## [Data provided]
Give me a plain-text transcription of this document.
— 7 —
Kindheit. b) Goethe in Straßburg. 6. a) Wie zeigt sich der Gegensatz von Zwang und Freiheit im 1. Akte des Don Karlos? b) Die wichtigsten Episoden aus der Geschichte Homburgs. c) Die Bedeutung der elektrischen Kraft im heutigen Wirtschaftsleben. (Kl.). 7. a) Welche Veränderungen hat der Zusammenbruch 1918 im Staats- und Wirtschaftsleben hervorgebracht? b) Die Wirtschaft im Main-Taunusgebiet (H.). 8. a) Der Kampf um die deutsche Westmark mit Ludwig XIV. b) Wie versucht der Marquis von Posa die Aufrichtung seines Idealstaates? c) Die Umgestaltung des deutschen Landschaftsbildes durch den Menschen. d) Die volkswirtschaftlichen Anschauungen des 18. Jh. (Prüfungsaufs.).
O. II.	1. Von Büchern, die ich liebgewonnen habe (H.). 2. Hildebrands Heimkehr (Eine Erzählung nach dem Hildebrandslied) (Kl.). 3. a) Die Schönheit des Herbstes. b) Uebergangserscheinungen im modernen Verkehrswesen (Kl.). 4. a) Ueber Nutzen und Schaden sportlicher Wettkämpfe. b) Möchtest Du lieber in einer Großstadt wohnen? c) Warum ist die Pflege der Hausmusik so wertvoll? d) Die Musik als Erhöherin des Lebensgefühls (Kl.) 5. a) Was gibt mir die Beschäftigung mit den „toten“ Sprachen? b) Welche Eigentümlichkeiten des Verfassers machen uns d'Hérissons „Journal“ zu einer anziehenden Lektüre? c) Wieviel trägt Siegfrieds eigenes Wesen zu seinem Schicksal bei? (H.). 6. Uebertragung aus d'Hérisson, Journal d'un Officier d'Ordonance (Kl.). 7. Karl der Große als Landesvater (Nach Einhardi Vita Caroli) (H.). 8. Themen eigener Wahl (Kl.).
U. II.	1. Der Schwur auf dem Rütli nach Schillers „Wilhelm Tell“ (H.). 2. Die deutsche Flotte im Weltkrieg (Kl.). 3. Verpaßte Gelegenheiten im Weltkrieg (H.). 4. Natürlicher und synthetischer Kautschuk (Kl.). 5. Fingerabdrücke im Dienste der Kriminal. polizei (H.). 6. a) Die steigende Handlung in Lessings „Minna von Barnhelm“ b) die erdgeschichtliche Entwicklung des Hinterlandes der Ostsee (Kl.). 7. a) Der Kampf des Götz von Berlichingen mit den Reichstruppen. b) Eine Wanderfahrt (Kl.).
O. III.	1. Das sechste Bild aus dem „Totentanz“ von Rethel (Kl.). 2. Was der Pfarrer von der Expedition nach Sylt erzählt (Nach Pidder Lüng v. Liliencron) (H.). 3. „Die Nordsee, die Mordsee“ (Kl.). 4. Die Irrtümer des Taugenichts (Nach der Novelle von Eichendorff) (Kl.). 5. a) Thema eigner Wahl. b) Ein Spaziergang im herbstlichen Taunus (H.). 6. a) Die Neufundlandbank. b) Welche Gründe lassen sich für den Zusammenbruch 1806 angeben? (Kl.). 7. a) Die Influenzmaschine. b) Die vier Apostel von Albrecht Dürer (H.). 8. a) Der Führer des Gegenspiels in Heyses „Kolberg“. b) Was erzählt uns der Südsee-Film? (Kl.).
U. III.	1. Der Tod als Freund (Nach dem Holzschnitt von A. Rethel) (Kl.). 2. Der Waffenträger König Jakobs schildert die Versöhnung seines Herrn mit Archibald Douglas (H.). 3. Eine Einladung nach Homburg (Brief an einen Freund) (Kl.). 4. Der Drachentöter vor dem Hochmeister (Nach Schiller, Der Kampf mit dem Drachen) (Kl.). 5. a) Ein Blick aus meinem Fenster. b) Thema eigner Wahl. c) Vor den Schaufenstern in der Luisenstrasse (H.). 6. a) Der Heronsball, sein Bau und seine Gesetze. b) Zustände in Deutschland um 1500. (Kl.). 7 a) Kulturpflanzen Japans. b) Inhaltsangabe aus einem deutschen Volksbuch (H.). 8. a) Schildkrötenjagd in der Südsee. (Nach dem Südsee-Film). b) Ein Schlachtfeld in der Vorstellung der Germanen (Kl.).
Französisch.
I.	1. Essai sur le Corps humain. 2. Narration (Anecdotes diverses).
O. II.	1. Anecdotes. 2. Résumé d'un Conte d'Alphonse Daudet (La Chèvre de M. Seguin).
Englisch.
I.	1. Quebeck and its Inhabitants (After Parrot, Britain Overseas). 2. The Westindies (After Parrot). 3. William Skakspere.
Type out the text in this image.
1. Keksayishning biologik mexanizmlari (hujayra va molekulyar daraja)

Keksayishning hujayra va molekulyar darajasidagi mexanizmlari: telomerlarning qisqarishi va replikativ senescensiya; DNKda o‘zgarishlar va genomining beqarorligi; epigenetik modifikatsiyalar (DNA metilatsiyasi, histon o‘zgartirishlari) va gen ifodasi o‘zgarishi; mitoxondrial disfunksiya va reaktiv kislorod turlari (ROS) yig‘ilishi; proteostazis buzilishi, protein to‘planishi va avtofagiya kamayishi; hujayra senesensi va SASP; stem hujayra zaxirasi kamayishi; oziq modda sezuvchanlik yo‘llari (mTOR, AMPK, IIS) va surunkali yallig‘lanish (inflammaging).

## [Work to be completed]
The output is every entry, printed exactly as it reads.

## [Problem solution]
Give me a plain-text transcription of this document.
— 7 —
Kindheit. b) Goethe in Straßburg. 6. a) Wie zeigt sich der Gegensatz von Zwang und Freiheit im 1. Akte des Don Karlos? b) Die wichtigsten Episoden aus der Geschichte Homburgs. c) Die Bedeutung der elektrischen Kraft im heutigen Wirtschaftsleben. (Kl.). 7. a) Welche Veränderungen hat der Zusammenbruch 1918 im Staats- und Wirtschaftsleben hervorgebracht? b) Die Wirtschaft im Main-Taunusgebiet (H.). 8. a) Der Kampf um die deutsche Westmark mit Ludwig XIV. b) Wie versucht der Marquis von Posa die Aufrichtung seines Idealstaates? c) Die Umgestaltung des deutschen Landschaftsbildes durch den Menschen. d) Die volkswirtschaftlichen Anschauungen des 18. Jh. (Prüfungsaufs.).
O. II.	1. Von Büchern, die ich liebgewonnen habe (H.). 2. Hildebrands Heimkehr (Eine Erzählung nach dem Hildebrandslied) (Kl.). 3. a) Die Schönheit des Herbstes. b) Uebergangserscheinungen im modernen Verkehrswesen (Kl.). 4. a) Ueber Nutzen und Schaden sportlicher Wettkämpfe. b) Möchtest Du lieber in einer Großstadt wohnen? c) Warum ist die Pflege der Hausmusik so wertvoll? d) Die Musik als Erhöherin des Lebensgefühls (Kl.) 5. a) Was gibt mir die Beschäftigung mit den „toten“ Sprachen? b) Welche Eigentümlichkeiten des Verfassers machen uns d'Hérissons „Journal“ zu einer anziehenden Lektüre? c) Wieviel trägt Siegfrieds eigenes Wesen zu seinem Schicksal bei? (H.). 6. Uebertragung aus d'Hérisson, Journal d'un Officier d'Ordonance (Kl.). 7. Karl der Große als Landesvater (Nach Einhardi Vita Caroli) (H.). 8. Themen eigener Wahl (Kl.).
U. II.	1. Der Schwur auf dem Rütli nach Schillers „Wilhelm Tell“ (H.). 2. Die deutsche Flotte im Weltkrieg (Kl.). 3. Verpaßte Gelegenheiten im Weltkrieg (H.). 4. Natürlicher und synthetischer Kautschuk (Kl.). 5. Fingerabdrücke im Dienste der Kriminal. polizei (H.). 6. a) Die steigende Handlung in Lessings „Minna von Barnhelm“ b) die erdgeschichtliche Entwicklung des Hinterlandes der Ostsee (Kl.). 7. a) Der Kampf des Götz von Berlichingen mit den Reichstruppen. b) Eine Wanderfahrt (Kl.).
O. III.	1. Das sechste Bild aus dem „Totentanz“ von Rethel (Kl.). 2. Was der Pfarrer von der Expedition nach Sylt erzählt (Nach Pidder Lüng v. Liliencron) (H.). 3. „Die Nordsee, die Mordsee“ (Kl.). 4. Die Irrtümer des Taugenichts (Nach der Novelle von Eichendorff) (Kl.). 5. a) Thema eigner Wahl. b) Ein Spaziergang im herbstlichen Taunus (H.). 6. a) Die Neufundlandbank. b) Welche Gründe lassen sich für den Zusammenbruch 1806 angeben? (Kl.). 7. a) Die Influenzmaschine. b) Die vier Apostel von Albrecht Dürer (H.). 8. a) Der Führer des Gegenspiels in Heyses „Kolberg“. b) Was erzählt uns der Südsee-Film? (Kl.).
U. III.	1. Der Tod als Freund (Nach dem Holzschnitt von A. Rethel) (Kl.). 2. Der Waffenträger König Jakobs schildert die Versöhnung seines Herrn mit Archibald Douglas (H.). 3. Eine Einladung nach Homburg (Brief an einen Freund) (Kl.). 4. Der Drachentöter vor dem Hochmeister (Nach Schiller, Der Kampf mit dem Drachen) (Kl.). 5. a) Ein Blick aus meinem Fenster. b) Thema eigner Wahl. c) Vor den Schaufenstern in der Luisenstrasse (H.). 6. a) Der Heronsball, sein Bau und seine Gesetze. b) Zustände in Deutschland um 1500. (Kl.). 7 a) Kulturpflanzen Japans. b) Inhaltsangabe aus einem deutschen Volksbuch (H.). 8. a) Schildkrötenjagd in der Südsee. (Nach dem Südsee-Film). b) Ein Schlachtfeld in der Vorstellung der Germanen (Kl.).
Französisch.
I.	1. Essai sur le Corps humain. 2. Narration (Anecdotes diverses).
O. II.	1. Anecdotes. 2. Résumé d'un Conte d'Alphonse Daudet (La Chèvre de M. Seguin).
Englisch.
I.	1. Quebeck and its Inhabitants (After Parrot, Britain Overseas). 2. The Westindies (After Parrot). 3. William Skakspere.
Type out the text in this image.
1. Keksayishning biologik mexanizmlari (hujayra va molekulyar daraja)

Keksayishning hujayra va molekulyar darajasidagi mexanizmlari: telomerlarning qisqarishi va replikativ senescensiya; DNKda o‘zgarishlar va genomining beqarorligi; epigenetik modifikatsiyalar (DNA metilatsiyasi, histon o‘zgartirishlari) va gen ifodasi o‘zgarishi; mitoxondrial disfunksiya va reaktiv kislorod turlari (ROS) yig‘ilishi; proteostazis buzilishi, protein to‘planishi va avtofagiya kamayishi; hujayra senesensi va SASP; stem hujayra zaxirasi kamayishi; oziq modda sezuvchanlik yo‘llari (mTOR, AMPK, IIS) va surunkali yallig‘lanish (inflammaging).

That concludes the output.